* _Requirement_: Review the material line by line. Identify and copy every line that contains the string "าราชการหร".

* _Records to use_:
* Start *

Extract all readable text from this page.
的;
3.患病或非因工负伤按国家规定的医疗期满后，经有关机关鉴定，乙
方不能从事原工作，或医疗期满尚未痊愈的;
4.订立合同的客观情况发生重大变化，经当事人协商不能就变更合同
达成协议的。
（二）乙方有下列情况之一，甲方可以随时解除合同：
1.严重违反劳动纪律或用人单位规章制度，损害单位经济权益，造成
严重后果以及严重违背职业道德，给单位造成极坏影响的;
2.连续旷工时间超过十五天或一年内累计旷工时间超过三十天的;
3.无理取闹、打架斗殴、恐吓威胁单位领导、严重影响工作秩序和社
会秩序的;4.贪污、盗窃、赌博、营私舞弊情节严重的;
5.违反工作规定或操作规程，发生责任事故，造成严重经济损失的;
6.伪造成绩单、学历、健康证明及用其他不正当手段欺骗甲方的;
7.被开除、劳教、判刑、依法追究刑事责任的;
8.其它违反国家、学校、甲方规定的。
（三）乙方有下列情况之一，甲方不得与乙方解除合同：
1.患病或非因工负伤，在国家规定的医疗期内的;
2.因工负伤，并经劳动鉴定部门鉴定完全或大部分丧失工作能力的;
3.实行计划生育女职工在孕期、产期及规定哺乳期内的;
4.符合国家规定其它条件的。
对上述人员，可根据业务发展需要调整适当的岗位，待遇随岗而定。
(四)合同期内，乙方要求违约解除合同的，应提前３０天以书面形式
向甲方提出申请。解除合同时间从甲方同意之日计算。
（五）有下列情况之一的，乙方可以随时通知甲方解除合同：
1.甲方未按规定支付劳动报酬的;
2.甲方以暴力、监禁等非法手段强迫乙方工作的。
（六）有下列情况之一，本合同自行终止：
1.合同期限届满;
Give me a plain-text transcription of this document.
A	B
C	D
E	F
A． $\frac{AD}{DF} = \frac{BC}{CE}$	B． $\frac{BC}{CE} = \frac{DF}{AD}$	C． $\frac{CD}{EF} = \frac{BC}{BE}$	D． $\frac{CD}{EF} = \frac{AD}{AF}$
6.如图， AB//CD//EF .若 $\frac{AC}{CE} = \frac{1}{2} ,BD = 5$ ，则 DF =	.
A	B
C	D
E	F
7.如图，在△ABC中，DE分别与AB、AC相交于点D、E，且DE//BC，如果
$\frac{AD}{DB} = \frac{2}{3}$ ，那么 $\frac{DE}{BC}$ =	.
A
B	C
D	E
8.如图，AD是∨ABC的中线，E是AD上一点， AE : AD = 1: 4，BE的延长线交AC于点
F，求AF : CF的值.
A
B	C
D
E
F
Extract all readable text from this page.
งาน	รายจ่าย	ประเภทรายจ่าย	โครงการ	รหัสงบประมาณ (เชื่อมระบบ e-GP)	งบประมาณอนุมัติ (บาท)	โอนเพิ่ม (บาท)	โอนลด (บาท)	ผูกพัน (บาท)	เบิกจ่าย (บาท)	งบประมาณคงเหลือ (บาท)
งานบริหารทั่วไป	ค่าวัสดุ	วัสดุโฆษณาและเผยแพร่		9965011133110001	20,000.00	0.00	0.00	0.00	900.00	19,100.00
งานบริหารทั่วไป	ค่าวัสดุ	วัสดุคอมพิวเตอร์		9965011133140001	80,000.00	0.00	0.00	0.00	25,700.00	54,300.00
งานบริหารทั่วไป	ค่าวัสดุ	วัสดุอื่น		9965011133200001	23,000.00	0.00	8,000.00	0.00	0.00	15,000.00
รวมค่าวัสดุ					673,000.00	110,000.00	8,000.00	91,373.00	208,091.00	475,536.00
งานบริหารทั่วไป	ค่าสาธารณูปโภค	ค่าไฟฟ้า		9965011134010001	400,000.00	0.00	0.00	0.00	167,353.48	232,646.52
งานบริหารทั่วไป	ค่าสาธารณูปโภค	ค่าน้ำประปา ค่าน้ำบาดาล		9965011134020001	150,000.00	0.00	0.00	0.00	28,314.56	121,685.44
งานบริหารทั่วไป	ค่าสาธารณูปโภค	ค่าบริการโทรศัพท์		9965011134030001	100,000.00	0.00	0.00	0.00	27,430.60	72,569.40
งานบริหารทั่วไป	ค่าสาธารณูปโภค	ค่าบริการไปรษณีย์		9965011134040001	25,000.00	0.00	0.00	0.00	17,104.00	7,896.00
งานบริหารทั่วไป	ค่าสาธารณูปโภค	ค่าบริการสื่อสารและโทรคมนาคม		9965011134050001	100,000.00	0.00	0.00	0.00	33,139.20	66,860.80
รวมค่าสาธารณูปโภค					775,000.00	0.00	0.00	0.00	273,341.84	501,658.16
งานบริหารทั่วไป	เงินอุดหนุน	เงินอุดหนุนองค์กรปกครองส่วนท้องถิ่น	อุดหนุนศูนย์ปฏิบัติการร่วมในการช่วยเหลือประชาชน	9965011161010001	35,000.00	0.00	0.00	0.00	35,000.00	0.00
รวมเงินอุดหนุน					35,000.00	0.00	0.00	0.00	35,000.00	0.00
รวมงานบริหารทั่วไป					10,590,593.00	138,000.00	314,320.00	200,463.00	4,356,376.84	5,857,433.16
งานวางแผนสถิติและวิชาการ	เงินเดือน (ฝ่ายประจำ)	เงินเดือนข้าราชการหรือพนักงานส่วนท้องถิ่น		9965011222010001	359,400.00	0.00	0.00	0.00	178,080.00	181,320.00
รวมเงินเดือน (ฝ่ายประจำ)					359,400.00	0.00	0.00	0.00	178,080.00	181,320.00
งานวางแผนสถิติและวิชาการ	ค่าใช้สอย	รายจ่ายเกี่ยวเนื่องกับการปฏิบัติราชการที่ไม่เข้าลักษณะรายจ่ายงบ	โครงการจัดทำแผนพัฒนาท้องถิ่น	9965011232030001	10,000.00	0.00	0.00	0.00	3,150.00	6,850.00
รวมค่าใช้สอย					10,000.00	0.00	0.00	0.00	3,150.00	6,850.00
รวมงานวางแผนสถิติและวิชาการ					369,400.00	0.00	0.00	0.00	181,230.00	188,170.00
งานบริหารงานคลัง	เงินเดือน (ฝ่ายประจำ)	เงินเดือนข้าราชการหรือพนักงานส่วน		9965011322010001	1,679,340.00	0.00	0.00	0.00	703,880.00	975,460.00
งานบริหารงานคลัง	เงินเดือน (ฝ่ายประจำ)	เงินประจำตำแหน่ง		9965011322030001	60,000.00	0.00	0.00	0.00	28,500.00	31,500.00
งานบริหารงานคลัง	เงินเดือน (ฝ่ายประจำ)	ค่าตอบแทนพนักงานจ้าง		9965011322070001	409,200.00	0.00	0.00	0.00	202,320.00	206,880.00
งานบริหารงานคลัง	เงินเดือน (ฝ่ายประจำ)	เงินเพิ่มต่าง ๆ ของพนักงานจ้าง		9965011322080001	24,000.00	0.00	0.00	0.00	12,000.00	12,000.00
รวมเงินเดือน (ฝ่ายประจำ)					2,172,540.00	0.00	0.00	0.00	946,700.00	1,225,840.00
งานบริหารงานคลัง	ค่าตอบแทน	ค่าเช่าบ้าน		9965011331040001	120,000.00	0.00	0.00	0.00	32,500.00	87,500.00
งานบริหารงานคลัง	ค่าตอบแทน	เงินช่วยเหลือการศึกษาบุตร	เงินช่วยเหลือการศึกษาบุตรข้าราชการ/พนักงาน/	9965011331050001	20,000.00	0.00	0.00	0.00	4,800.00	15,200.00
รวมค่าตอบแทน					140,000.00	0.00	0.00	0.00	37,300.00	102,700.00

* End *

* _Worked solution_:
งานวางแผนสถิติและวิชาการ	เงินเดือน (ฝ่ายประจำ)	เงินเดือนข้าราชการหรือพนักงานส่วนท้องถิ่น		9965011222010001	359,400.00	0.00	0.00	0.00	178,080.00	181,320.00
งานบริหารงานคลัง	เงินเดือน (ฝ่ายประจำ)	เงินเดือนข้าราชการหรือพนักงานส่วน		9965011322010001	1,679,340.00	0.00	0.00	0.00	703,880.00	975,460.00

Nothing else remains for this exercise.